Figure content listings
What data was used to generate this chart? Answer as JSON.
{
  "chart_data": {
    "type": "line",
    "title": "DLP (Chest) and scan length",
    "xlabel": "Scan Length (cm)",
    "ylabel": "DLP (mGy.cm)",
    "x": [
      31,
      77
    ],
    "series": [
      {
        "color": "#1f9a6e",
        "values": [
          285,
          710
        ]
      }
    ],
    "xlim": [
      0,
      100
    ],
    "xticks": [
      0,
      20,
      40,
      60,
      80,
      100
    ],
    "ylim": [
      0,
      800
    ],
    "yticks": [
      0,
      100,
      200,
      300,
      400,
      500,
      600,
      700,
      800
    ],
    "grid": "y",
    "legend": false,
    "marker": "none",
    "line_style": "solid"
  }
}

* **TASK STATEMENT**:
Copy out each record, keeping every word as it is.

* **ANSWER**:
What data was used to generate this chart? Answer as JSON.
{
  "chart_data": {
    "type": "line",
    "title": "DLP (Chest) and scan length",
    "xlabel": "Scan Length (cm)",
    "ylabel": "DLP (mGy.cm)",
    "x": [
      31,
      77
    ],
    "series": [
      {
        "color": "#1f9a6e",
        "values": [
          285,
          710
        ]
      }
    ],
    "xlim": [
      0,
      100
    ],
    "xticks": [
      0,
      20,
      40,
      60,
      80,
      100
    ],
    "ylim": [
      0,
      800
    ],
    "yticks": [
      0,
      100,
      200,
      300,
      400,
      500,
      600,
      700,
      800
    ],
    "grid": "y",
    "legend": false,
    "marker": "none",
    "line_style": "solid"
  }
}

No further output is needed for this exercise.